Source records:
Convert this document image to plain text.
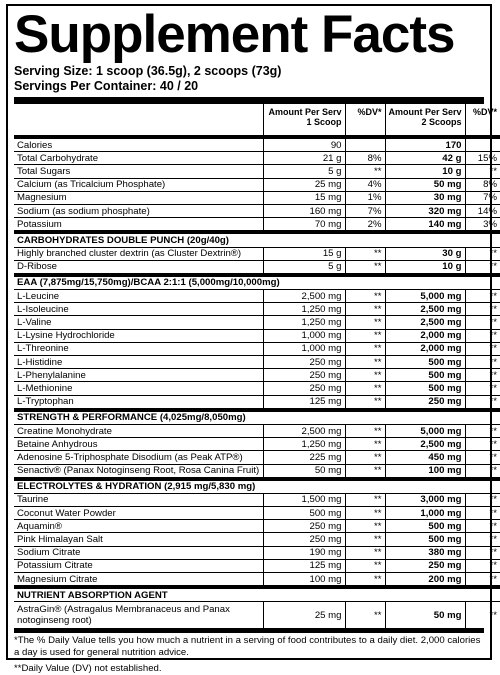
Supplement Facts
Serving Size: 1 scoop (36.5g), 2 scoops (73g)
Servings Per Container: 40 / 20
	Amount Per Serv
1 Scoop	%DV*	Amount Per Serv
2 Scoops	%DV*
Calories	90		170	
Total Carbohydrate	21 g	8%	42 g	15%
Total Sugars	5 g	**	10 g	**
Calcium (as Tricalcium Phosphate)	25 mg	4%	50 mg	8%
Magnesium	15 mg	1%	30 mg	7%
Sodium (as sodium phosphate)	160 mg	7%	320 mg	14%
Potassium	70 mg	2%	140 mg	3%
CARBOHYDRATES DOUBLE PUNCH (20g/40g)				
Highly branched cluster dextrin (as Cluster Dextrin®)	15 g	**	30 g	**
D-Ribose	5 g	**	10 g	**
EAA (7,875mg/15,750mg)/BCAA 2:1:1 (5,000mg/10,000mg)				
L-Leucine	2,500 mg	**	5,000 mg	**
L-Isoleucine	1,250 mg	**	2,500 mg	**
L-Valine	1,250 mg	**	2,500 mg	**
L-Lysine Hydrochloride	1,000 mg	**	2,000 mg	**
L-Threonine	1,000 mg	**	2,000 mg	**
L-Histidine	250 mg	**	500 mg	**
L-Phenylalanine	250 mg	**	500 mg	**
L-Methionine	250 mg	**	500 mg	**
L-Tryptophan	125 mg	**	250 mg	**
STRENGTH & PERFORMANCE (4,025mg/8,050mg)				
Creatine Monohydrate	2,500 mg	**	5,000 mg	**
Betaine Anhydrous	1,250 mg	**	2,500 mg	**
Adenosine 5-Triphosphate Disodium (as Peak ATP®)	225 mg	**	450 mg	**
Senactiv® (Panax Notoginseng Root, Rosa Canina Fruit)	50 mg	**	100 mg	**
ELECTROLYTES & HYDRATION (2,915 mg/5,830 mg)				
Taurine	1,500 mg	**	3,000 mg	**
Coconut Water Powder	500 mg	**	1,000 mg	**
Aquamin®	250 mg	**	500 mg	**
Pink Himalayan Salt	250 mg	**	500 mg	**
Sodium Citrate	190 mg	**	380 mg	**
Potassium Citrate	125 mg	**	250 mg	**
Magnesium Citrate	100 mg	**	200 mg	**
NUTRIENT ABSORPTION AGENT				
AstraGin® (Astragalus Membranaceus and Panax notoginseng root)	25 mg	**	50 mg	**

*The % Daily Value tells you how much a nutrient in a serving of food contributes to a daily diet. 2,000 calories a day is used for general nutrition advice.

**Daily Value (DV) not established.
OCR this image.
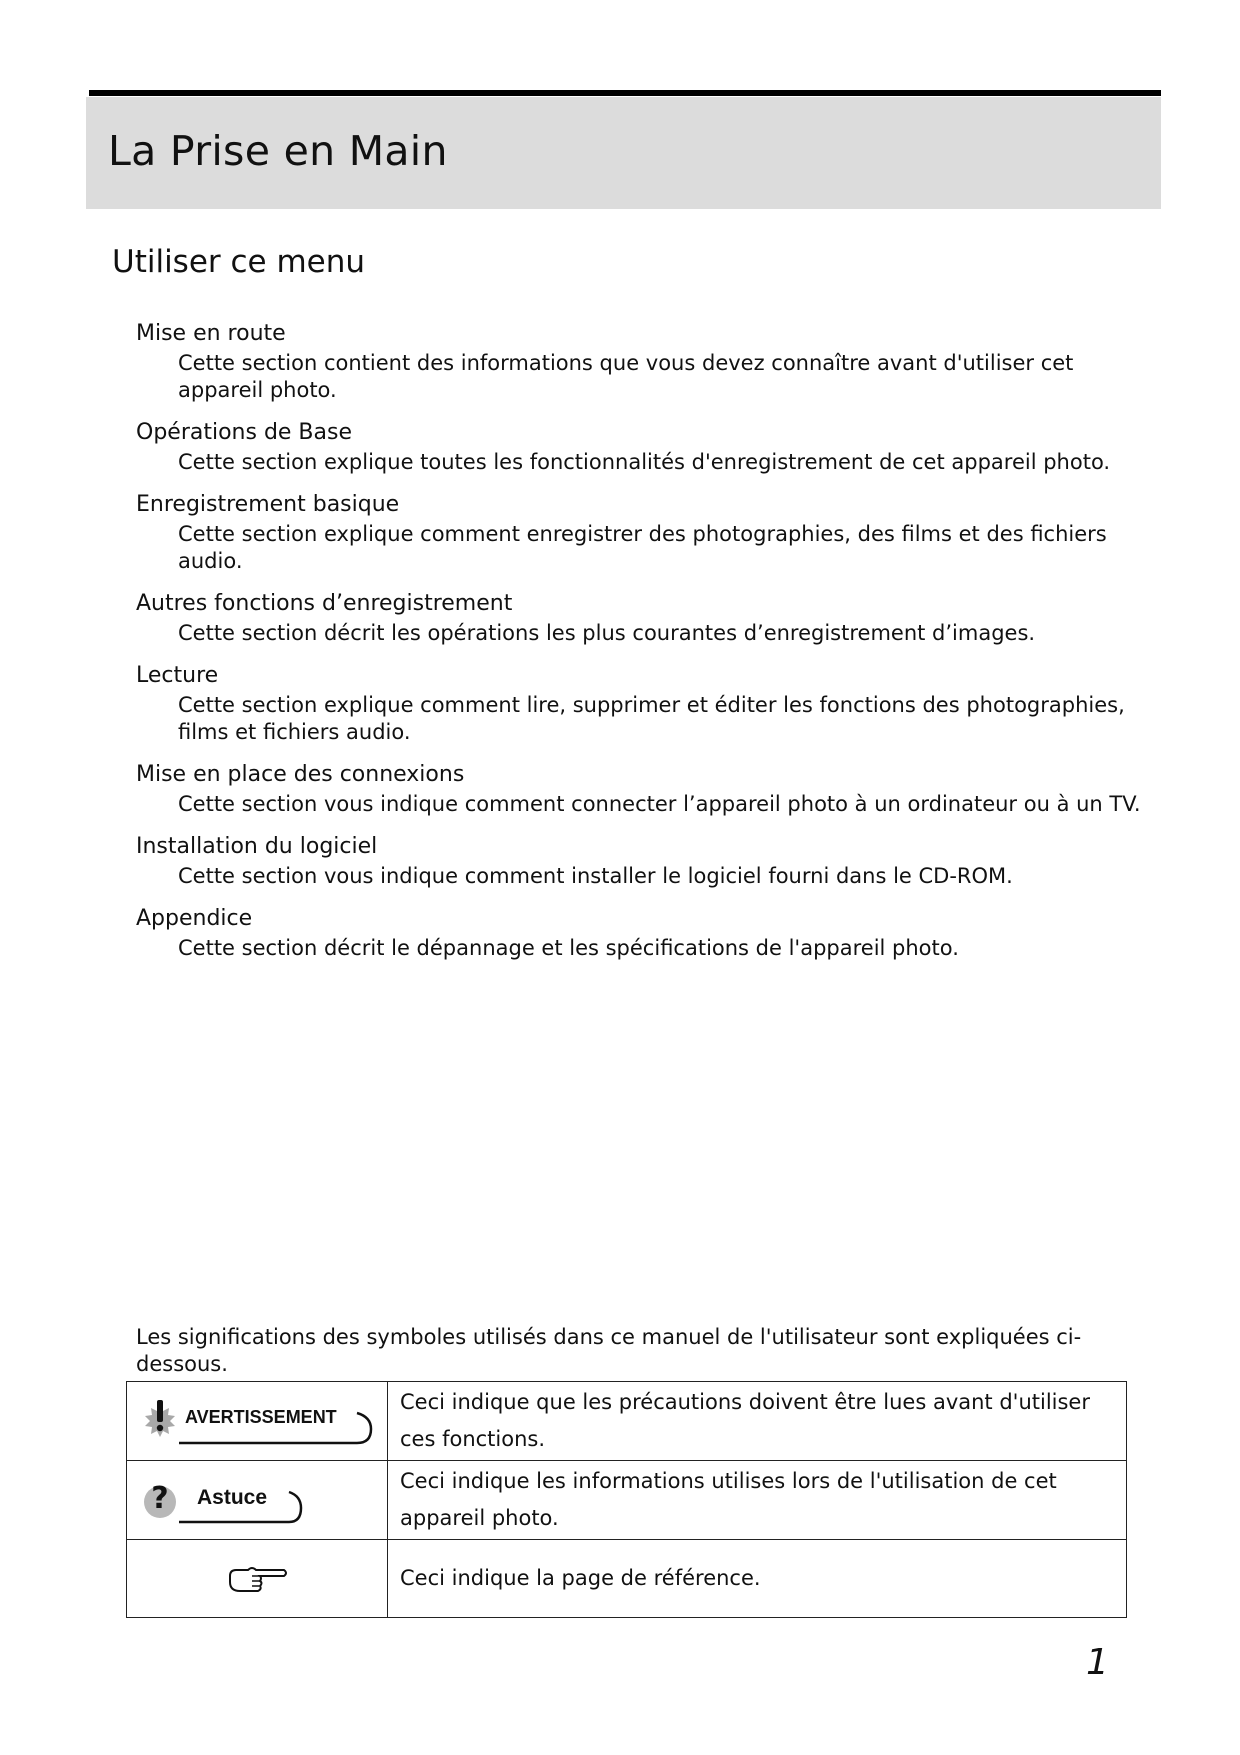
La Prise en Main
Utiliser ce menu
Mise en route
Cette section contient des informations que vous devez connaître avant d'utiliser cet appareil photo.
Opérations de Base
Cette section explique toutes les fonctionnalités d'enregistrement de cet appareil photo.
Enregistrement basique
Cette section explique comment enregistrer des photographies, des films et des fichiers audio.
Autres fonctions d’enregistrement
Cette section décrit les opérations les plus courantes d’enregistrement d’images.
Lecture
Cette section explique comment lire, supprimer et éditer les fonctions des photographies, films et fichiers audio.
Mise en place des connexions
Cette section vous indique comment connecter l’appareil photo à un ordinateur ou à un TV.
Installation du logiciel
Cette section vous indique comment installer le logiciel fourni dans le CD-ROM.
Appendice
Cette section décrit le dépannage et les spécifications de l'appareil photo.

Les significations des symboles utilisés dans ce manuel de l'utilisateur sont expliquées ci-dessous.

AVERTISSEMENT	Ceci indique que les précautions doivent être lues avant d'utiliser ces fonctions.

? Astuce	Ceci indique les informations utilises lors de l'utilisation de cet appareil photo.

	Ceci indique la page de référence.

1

Problem statement:
Please repeat the entries exactly. Do not include the pictures.

Solved exercise:
Convert this document image to plain text.
Supplement Facts
Serving Size: 1 scoop (36.5g), 2 scoops (73g)
Servings Per Container: 40 / 20
	Amount Per Serv
1 Scoop	%DV*	Amount Per Serv
2 Scoops	%DV*
Calories	90		170	
Total Carbohydrate	21 g	8%	42 g	15%
Total Sugars	5 g	**	10 g	**
Calcium (as Tricalcium Phosphate)	25 mg	4%	50 mg	8%
Magnesium	15 mg	1%	30 mg	7%
Sodium (as sodium phosphate)	160 mg	7%	320 mg	14%
Potassium	70 mg	2%	140 mg	3%
CARBOHYDRATES DOUBLE PUNCH (20g/40g)				
Highly branched cluster dextrin (as Cluster Dextrin®)	15 g	**	30 g	**
D-Ribose	5 g	**	10 g	**
EAA (7,875mg/15,750mg)/BCAA 2:1:1 (5,000mg/10,000mg)				
L-Leucine	2,500 mg	**	5,000 mg	**
L-Isoleucine	1,250 mg	**	2,500 mg	**
L-Valine	1,250 mg	**	2,500 mg	**
L-Lysine Hydrochloride	1,000 mg	**	2,000 mg	**
L-Threonine	1,000 mg	**	2,000 mg	**
L-Histidine	250 mg	**	500 mg	**
L-Phenylalanine	250 mg	**	500 mg	**
L-Methionine	250 mg	**	500 mg	**
L-Tryptophan	125 mg	**	250 mg	**
STRENGTH & PERFORMANCE (4,025mg/8,050mg)				
Creatine Monohydrate	2,500 mg	**	5,000 mg	**
Betaine Anhydrous	1,250 mg	**	2,500 mg	**
Adenosine 5-Triphosphate Disodium (as Peak ATP®)	225 mg	**	450 mg	**
Senactiv® (Panax Notoginseng Root, Rosa Canina Fruit)	50 mg	**	100 mg	**
ELECTROLYTES & HYDRATION (2,915 mg/5,830 mg)				
Taurine	1,500 mg	**	3,000 mg	**
Coconut Water Powder	500 mg	**	1,000 mg	**
Aquamin®	250 mg	**	500 mg	**
Pink Himalayan Salt	250 mg	**	500 mg	**
Sodium Citrate	190 mg	**	380 mg	**
Potassium Citrate	125 mg	**	250 mg	**
Magnesium Citrate	100 mg	**	200 mg	**
NUTRIENT ABSORPTION AGENT				
AstraGin® (Astragalus Membranaceus and Panax notoginseng root)	25 mg	**	50 mg	**

*The % Daily Value tells you how much a nutrient in a serving of food contributes to a daily diet. 2,000 calories a day is used for general nutrition advice.

**Daily Value (DV) not established.
OCR this image.
La Prise en Main
Utiliser ce menu
Mise en route
Cette section contient des informations que vous devez connaître avant d'utiliser cet appareil photo.
Opérations de Base
Cette section explique toutes les fonctionnalités d'enregistrement de cet appareil photo.
Enregistrement basique
Cette section explique comment enregistrer des photographies, des films et des fichiers audio.
Autres fonctions d’enregistrement
Cette section décrit les opérations les plus courantes d’enregistrement d’images.
Lecture
Cette section explique comment lire, supprimer et éditer les fonctions des photographies, films et fichiers audio.
Mise en place des connexions
Cette section vous indique comment connecter l’appareil photo à un ordinateur ou à un TV.
Installation du logiciel
Cette section vous indique comment installer le logiciel fourni dans le CD-ROM.
Appendice
Cette section décrit le dépannage et les spécifications de l'appareil photo.

Les significations des symboles utilisés dans ce manuel de l'utilisateur sont expliquées ci-dessous.

AVERTISSEMENT	Ceci indique que les précautions doivent être lues avant d'utiliser ces fonctions.

? Astuce	Ceci indique les informations utilises lors de l'utilisation de cet appareil photo.

	Ceci indique la page de référence.

1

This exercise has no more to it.